### [Extract to read]
Content starts
Mutagenesis and expression of IFABP mutants
Site-directed mutations were introduced in the expression vector of pMON-IFABP recombinant plasmid with the QuickChange mutagenesis kit. In general, the parental plasmid was subjected to temperature cycling using the non-strand-displacing action of Pfu DNA polymerase to extend and incorporate the primers resulting in nicked circular strands. The non-mutated, dam-methylated DNA template was digested with DpnI endonuclease. Finally, the circular, nicked plasmid was transformed in supercompetent cells. The sequence for the mutagenic oligomers was 5'-CATGACAACTTGAAAAAGACGATCACACAGGAAG-3' for L38K, 5'-AAATAAATTCACAGTCAAAAAATCAAGCAACTTC-3' for E51K and 5'-GAAATAAACTTGTTGGAAAAGAGAAACGTGTAGACAATG-3' for F93E. The mutations were confirmed by sequencing of the complete cDNA encoding the IFABP mutant. The proteins were overexpressed in E.coli strains JM105, which were grown under shaking at 37°C in Luria-Bertani (LB) media (6x1 l) with 100 mg/l ampicillin. At an OD of 0.4 the recA promoter was induced with nalidixic acid (50 mg/l), the cells grown for an additional 3.5 h and harvested by centrifugation (15 min at 3600 g). The cell paste was resuspended in 50 ml of 25 mM imidazoleHCl, pH 7.0, 50 mM NaCl, 5.0 mM EDTA, 10 mM 2-mercaptoethanol and 0.5 mM PMSF; cell lysis was accomplished by sonication (10x30 s, 50% duty cycle, at 0°C).
Content ends
### [Supplied information]
Content starts
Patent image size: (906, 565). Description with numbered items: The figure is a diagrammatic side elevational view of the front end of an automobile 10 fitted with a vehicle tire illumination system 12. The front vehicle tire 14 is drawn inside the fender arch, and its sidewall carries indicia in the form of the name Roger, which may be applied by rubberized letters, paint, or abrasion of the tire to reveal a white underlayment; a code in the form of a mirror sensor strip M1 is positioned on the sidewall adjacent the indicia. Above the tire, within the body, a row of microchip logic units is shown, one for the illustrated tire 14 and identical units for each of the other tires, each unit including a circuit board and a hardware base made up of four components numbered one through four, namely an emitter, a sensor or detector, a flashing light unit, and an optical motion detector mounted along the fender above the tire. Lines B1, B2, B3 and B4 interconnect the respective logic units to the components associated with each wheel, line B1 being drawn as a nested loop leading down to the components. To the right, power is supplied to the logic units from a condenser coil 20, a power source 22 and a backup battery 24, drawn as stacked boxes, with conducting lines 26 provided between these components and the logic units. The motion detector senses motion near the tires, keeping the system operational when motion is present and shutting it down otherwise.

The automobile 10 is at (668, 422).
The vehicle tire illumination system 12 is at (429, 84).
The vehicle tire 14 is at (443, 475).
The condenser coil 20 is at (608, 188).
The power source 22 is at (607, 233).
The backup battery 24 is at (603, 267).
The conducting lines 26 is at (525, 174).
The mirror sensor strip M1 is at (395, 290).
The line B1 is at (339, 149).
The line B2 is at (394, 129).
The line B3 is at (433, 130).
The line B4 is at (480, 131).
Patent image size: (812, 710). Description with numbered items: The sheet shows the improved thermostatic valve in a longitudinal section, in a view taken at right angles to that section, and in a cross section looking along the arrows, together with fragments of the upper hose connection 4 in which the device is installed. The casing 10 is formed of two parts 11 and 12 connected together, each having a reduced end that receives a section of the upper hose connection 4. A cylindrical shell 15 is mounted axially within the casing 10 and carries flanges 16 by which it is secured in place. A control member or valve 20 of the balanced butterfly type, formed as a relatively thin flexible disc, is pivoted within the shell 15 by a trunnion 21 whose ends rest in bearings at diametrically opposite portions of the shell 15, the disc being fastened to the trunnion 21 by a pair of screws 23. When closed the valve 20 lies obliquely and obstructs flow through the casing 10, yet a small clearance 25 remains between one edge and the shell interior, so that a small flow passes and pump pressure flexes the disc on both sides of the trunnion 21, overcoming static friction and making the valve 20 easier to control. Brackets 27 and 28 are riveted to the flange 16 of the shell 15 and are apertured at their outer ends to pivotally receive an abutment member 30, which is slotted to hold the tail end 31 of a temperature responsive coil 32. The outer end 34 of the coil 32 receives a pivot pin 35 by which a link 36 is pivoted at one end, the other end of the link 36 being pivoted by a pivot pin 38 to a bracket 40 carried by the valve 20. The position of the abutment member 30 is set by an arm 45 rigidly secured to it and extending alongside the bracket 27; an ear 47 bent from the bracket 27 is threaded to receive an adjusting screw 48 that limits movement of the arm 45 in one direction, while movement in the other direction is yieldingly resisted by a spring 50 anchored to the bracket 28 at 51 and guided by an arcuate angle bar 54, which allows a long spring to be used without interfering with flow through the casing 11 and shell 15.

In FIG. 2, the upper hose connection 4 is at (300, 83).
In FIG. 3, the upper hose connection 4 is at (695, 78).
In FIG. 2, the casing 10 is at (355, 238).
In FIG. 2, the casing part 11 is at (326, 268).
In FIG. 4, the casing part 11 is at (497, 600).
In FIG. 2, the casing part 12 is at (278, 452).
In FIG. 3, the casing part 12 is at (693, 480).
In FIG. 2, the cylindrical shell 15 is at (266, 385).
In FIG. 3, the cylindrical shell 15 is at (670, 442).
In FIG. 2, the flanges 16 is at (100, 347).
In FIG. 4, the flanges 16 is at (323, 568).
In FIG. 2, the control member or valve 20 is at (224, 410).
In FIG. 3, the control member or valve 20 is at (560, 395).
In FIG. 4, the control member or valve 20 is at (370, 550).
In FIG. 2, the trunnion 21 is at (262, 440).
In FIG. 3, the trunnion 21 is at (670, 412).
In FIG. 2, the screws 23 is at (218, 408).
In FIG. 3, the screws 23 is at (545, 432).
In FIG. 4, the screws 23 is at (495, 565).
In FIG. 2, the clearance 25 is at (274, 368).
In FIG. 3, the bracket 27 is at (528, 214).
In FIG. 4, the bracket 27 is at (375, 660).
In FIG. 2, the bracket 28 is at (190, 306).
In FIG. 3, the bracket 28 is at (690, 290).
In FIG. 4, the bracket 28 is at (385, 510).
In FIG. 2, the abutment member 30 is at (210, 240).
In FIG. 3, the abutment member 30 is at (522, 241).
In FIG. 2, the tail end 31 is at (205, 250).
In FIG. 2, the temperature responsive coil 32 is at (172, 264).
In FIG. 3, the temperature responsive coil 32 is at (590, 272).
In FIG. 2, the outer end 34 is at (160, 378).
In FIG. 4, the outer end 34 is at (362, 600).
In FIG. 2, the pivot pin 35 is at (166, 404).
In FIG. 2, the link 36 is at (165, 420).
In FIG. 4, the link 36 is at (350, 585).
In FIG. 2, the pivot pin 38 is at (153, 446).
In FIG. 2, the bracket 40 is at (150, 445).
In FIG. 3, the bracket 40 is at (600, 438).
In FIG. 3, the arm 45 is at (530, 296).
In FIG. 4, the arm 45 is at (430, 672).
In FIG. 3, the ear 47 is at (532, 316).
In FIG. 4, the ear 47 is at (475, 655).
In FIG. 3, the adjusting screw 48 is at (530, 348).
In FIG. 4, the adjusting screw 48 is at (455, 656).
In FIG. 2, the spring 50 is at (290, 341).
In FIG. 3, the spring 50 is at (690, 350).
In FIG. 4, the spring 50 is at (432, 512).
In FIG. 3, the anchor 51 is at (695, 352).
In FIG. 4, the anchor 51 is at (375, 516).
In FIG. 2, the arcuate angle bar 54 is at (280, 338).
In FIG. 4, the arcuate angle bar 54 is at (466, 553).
Content ends
### [Instructions]
1. Answer from the section on mutagenesis and expression of IFABP mutants:
(a) Which enzyme digested the non-mutated, dam-methylated DNA template?
(b) At what optical density was the recA promoter induced, and with what concentration of nalidixic acid?
(c) By what method was cell lysis accomplished?
2. Please go on with the section on mutagenesis and expression of IFABP mutants, picking up after its final sentence.

### [Results]
1.
(a) DpnI endonuclease.
(b) At an OD of 0.4, with 50 mg/l nalidixic acid.
(c) By sonication (10x30 s, 50% duty cycle, at 0°C).

2.
Purification of IFABP-V60C/E51K
This IFABP mutant protein was found in the supernatant after centrifugation (30 min at 20 400 g) of the cell lysate. Solid (NH4)2SO4 was slowly added to a final saturation of 60% at 0°C and the solution was equilibrated for 1 h. The suspension was centrifuged (15 min at 10 000 g) and the pellet discarded. The supernatant which contained the IFABP was extensively dialyzed in buffer A (20 mM potassium phosphate, pH 7.3, 1.0 mM EDTA and 1.0 mM DTT) to remove excess ammonium sulfate. The resulting protein solution was concentrated to 10 ml by ultrafiltration (Amicon YM3 filter) and applied to a QAE Sephadex A-50 ion exchange column pre-equilibrated in buffer A. The IFABP mutant eluted with this buffer immediately after the dead volume. After ultrafiltration to a volume of 5.0 ml, the sample was further purified on a Sephacryl S-100 gel filtration column using 20 mM HEPES, pH 7.5, 250 mM NaCl, 1.0 mM EDTA and 1.0 mM DTT (buffer B). The fractions containing the pure IFABP (as determined by SDSPAGE) were pooled and concentrated by ultrafiltration to 5.0 ml. Based on a dye-binding assay (Bio-Rad) with BSA as a standard, 80 mg of IFABP-V60C/E51K were obtained.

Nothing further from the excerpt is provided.